Figure content listings:
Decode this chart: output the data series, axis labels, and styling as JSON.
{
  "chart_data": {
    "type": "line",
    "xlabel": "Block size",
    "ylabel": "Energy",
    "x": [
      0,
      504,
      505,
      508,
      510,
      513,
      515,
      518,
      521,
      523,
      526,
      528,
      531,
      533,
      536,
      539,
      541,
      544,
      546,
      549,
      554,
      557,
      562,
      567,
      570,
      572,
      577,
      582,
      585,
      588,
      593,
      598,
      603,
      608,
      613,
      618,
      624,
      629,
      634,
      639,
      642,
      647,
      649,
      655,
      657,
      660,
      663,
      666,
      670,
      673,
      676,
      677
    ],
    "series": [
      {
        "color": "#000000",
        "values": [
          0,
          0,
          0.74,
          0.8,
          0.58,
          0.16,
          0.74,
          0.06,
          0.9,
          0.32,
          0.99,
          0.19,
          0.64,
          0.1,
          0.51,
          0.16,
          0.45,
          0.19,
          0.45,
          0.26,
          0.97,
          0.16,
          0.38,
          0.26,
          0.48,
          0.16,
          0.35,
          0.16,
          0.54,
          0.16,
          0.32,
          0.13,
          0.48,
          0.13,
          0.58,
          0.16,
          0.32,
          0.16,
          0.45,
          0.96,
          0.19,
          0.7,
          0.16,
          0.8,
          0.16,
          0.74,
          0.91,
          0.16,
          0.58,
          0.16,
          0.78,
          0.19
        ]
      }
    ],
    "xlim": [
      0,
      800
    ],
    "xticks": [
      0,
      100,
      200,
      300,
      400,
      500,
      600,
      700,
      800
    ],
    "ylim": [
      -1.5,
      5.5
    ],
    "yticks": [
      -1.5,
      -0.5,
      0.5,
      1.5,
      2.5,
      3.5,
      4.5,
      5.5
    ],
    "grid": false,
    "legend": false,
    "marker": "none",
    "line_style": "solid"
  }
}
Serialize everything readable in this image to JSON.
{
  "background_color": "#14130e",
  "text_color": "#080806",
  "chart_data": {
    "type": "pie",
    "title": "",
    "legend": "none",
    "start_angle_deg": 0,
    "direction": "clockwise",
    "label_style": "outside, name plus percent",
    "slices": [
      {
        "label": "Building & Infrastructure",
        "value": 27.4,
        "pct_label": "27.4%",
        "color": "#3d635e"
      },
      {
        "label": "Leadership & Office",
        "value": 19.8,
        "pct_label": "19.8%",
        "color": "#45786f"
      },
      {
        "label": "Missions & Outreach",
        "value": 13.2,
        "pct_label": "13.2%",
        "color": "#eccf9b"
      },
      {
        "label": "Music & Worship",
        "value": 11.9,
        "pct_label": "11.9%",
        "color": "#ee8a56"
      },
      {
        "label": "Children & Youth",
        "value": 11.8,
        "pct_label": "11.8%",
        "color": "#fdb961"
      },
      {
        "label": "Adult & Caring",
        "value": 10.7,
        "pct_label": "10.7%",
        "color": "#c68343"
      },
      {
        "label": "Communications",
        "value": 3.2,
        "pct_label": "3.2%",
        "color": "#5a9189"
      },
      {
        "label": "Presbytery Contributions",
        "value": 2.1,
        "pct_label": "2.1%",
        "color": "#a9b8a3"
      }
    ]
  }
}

### Job
Repeat exactly the lines from the line containing "Serialize everything readable" through the end of the listing above; both boundary lines are part of the output.

### Finished answer
Serialize everything readable in this image to JSON.
{
  "background_color": "#14130e",
  "text_color": "#080806",
  "chart_data": {
    "type": "pie",
    "title": "",
    "legend": "none",
    "start_angle_deg": 0,
    "direction": "clockwise",
    "label_style": "outside, name plus percent",
    "slices": [
      {
        "label": "Building & Infrastructure",
        "value": 27.4,
        "pct_label": "27.4%",
        "color": "#3d635e"
      },
      {
        "label": "Leadership & Office",
        "value": 19.8,
        "pct_label": "19.8%",
        "color": "#45786f"
      },
      {
        "label": "Missions & Outreach",
        "value": 13.2,
        "pct_label": "13.2%",
        "color": "#eccf9b"
      },
      {
        "label": "Music & Worship",
        "value": 11.9,
        "pct_label": "11.9%",
        "color": "#ee8a56"
      },
      {
        "label": "Children & Youth",
        "value": 11.8,
        "pct_label": "11.8%",
        "color": "#fdb961"
      },
      {
        "label": "Adult & Caring",
        "value": 10.7,
        "pct_label": "10.7%",
        "color": "#c68343"
      },
      {
        "label": "Communications",
        "value": 3.2,
        "pct_label": "3.2%",
        "color": "#5a9189"
      },
      {
        "label": "Presbytery Contributions",
        "value": 2.1,
        "pct_label": "2.1%",
        "color": "#a9b8a3"
      }
    ]
  }
}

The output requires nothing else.